◆ BRIEF
Copy each line that holds "those".

◆ INPUT ROWS

┏━━

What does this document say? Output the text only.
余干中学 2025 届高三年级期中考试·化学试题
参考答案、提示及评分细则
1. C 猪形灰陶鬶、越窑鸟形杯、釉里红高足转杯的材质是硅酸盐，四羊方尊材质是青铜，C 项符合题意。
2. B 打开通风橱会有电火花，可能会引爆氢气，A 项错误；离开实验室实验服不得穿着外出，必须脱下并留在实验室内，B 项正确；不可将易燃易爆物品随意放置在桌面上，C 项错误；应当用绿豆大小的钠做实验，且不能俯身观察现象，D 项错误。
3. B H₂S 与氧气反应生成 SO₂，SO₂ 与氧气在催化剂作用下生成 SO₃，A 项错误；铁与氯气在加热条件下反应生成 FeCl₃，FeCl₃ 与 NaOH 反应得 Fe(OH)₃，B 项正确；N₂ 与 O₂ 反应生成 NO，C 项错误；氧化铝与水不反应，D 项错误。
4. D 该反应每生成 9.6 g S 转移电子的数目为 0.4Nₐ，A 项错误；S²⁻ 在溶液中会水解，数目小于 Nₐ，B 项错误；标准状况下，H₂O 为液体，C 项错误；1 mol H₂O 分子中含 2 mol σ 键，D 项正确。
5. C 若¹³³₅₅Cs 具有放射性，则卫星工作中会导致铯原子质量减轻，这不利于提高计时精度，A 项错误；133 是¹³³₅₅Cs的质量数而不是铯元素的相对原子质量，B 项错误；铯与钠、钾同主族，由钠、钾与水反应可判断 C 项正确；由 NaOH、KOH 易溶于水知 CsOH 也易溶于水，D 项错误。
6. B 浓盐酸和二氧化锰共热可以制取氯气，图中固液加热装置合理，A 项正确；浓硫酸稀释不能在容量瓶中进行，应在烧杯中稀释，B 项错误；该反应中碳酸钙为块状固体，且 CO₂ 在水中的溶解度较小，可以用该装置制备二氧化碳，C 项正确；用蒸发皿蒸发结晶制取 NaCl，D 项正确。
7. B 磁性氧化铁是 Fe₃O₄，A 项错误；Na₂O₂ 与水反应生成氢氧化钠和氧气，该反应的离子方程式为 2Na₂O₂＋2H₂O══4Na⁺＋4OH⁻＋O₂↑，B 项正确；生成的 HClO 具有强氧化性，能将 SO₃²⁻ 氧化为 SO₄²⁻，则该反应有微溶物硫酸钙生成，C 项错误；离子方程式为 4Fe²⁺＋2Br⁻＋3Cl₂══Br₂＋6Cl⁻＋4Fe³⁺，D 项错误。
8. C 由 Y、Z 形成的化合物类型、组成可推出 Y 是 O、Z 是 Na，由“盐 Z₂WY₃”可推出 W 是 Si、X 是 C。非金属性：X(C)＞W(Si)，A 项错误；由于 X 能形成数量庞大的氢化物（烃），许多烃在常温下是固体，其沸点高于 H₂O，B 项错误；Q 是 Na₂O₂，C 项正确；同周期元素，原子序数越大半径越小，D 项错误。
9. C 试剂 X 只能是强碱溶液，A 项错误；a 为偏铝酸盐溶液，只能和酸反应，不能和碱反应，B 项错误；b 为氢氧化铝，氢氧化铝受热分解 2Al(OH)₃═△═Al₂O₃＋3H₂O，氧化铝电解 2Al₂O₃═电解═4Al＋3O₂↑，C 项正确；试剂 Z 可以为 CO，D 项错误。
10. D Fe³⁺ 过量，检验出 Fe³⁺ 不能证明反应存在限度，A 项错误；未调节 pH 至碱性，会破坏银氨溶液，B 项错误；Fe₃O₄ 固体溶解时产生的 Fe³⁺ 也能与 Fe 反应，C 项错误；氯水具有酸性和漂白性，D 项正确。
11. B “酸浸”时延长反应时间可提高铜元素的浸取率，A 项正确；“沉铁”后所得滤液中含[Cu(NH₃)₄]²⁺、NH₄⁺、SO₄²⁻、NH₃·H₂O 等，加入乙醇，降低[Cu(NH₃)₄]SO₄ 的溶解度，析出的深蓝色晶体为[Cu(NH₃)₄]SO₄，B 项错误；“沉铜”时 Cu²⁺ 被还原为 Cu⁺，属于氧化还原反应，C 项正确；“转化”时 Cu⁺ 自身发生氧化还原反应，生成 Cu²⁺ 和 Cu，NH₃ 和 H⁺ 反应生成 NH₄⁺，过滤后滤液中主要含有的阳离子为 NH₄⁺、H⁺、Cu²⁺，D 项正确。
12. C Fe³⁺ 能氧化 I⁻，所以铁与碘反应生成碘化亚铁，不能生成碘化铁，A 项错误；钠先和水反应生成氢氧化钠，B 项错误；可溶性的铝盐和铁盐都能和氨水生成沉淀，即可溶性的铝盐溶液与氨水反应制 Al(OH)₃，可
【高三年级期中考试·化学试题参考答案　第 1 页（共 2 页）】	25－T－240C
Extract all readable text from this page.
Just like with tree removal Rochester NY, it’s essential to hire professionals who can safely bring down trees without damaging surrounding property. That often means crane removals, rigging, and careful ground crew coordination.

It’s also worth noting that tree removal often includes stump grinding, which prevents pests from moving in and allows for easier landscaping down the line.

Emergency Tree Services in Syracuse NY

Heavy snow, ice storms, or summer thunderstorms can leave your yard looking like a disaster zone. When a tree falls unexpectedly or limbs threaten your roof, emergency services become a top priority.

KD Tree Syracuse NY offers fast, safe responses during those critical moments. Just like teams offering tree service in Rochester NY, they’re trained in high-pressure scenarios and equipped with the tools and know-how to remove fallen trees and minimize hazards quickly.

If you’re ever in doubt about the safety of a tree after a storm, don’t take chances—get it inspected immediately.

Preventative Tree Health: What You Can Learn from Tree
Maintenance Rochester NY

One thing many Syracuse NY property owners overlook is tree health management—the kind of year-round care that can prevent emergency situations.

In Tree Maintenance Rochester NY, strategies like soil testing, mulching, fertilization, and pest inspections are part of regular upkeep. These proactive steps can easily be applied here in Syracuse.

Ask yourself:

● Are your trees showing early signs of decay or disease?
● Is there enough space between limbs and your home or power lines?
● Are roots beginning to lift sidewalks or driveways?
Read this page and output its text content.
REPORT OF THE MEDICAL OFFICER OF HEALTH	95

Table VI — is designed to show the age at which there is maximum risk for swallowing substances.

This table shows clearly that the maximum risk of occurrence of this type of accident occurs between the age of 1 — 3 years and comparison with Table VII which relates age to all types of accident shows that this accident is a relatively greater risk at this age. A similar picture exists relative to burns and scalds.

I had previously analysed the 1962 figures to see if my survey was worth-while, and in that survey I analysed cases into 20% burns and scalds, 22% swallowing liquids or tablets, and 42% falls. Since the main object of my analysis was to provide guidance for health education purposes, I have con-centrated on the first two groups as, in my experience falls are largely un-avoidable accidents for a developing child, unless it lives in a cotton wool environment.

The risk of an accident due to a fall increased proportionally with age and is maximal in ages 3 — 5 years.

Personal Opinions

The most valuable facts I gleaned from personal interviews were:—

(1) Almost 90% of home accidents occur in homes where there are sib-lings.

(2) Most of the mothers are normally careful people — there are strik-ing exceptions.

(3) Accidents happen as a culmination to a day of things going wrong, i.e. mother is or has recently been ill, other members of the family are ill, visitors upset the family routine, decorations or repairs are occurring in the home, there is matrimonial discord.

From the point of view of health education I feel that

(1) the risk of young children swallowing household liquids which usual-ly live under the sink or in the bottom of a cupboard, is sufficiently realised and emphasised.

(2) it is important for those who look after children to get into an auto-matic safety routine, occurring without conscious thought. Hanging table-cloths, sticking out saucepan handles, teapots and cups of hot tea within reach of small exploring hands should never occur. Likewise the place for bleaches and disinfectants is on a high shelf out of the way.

┗━━

◆ FINISHED EXERCISE
KD Tree Syracuse NY offers fast, safe responses during those critical moments. Just like teams offering tree service in Rochester NY, they’re trained in high-pressure scenarios and equipped with the tools and know-how to remove fallen trees and minimize hazards quickly.
(2) it is important for those who look after children to get into an auto-matic safety routine, occurring without conscious thought. Hanging table-cloths, sticking out saucepan handles, teapots and cups of hot tea within reach of small exploring hands should never occur. Likewise the place for bleaches and disinfectants is on a high shelf out of the way.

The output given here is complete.